--- START Material provided ---

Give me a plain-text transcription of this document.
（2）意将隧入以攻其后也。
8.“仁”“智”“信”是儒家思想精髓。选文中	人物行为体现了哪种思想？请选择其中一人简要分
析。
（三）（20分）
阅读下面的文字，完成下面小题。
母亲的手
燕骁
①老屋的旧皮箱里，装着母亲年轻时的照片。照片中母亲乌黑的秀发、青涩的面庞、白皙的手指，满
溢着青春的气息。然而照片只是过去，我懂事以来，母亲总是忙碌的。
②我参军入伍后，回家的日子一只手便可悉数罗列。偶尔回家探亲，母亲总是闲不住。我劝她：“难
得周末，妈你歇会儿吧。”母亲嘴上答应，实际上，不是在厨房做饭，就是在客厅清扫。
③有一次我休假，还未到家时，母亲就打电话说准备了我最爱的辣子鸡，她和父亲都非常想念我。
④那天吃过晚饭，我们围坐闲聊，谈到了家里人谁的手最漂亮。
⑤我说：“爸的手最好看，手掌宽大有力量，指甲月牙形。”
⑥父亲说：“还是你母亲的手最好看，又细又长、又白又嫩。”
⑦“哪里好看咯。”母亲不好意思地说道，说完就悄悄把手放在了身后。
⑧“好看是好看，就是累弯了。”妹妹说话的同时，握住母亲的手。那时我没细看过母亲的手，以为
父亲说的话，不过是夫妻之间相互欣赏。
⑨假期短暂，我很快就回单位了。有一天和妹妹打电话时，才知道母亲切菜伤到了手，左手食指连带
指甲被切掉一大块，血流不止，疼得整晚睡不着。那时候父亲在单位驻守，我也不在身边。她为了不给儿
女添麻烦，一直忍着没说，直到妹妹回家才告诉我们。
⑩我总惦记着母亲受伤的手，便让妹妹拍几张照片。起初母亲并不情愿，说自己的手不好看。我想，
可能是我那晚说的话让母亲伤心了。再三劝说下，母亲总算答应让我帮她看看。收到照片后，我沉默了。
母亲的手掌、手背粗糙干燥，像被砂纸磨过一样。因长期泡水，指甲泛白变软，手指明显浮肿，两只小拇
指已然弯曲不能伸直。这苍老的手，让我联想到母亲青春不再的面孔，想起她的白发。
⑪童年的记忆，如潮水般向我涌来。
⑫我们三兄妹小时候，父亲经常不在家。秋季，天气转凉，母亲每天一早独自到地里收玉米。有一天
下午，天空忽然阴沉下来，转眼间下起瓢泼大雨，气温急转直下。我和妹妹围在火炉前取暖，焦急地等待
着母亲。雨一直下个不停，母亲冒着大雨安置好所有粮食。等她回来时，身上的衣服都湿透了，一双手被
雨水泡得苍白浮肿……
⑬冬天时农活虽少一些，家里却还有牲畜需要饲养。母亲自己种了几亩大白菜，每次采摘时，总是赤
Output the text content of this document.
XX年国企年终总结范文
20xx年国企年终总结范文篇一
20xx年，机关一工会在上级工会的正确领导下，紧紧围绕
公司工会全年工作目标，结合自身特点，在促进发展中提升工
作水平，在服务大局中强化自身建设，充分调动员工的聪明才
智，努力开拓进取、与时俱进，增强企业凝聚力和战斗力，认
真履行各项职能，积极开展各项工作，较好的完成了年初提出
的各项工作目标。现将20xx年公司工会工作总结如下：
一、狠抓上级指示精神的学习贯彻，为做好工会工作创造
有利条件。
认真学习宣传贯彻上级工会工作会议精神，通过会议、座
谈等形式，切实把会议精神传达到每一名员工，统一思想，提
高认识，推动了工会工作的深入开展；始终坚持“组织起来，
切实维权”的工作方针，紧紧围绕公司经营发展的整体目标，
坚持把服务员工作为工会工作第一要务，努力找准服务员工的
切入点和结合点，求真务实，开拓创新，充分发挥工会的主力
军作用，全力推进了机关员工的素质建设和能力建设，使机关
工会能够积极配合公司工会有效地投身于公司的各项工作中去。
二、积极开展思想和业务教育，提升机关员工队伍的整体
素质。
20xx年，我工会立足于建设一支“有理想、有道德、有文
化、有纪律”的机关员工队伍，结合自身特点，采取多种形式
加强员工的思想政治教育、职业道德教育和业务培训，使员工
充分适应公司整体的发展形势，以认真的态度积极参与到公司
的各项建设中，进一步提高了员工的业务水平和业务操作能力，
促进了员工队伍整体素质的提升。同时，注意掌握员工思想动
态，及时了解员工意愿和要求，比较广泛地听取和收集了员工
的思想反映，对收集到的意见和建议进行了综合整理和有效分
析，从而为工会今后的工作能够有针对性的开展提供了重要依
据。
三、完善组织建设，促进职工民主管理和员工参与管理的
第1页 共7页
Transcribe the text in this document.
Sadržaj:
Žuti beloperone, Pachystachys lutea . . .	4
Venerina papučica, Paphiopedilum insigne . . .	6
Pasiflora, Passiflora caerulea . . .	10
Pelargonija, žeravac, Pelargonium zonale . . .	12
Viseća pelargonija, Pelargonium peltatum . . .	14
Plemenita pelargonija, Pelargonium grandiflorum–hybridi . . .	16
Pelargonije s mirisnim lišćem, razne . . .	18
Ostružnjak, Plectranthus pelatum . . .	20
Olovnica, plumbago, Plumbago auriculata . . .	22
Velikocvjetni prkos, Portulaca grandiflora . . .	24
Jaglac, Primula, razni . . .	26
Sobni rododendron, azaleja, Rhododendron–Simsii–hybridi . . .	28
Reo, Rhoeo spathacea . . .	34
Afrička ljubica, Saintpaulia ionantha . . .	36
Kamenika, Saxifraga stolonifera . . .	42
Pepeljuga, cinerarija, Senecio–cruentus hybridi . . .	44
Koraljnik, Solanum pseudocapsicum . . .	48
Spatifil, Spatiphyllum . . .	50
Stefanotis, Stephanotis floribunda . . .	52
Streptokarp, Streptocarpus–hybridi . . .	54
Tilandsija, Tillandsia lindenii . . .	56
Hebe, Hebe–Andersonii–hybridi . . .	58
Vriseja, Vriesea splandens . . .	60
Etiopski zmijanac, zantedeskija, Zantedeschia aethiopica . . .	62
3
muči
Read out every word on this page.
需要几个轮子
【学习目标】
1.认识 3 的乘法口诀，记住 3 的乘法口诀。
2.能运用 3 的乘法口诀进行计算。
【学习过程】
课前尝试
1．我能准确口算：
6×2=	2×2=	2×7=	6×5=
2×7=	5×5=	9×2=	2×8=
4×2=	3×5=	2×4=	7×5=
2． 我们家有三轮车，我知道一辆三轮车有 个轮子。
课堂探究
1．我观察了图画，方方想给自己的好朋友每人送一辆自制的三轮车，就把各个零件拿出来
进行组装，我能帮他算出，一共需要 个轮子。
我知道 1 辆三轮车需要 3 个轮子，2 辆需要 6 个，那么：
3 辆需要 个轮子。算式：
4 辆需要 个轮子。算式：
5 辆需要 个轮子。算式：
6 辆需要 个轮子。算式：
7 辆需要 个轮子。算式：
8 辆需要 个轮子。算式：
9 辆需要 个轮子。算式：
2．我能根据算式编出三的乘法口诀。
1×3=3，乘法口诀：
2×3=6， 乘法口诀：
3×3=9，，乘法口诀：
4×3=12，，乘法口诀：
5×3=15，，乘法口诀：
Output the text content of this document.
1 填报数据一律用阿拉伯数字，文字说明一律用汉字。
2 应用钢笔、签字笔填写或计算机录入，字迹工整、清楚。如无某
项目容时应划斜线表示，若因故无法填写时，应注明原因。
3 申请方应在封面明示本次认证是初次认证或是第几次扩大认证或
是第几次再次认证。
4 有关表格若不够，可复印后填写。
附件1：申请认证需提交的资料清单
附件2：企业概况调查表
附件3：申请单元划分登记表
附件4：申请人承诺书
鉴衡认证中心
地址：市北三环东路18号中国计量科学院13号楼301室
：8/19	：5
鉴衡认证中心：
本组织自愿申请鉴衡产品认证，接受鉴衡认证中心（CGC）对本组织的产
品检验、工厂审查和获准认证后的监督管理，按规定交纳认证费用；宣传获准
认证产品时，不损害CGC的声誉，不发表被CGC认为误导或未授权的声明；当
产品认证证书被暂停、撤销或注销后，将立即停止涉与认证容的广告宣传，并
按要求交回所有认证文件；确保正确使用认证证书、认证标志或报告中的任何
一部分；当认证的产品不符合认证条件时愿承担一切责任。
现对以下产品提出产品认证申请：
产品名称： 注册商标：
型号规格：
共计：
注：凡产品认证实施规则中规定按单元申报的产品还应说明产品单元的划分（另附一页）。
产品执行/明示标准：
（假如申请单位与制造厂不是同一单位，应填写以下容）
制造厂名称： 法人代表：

--- END Material provided ---

## What the task asks
Pick every line with "this" in it and copy it.

## Answer to the problem
Give me a plain-text transcription of this document.
Output the text content of this document.
Transcribe the text in this document.
Read out every word on this page.
Output the text content of this document.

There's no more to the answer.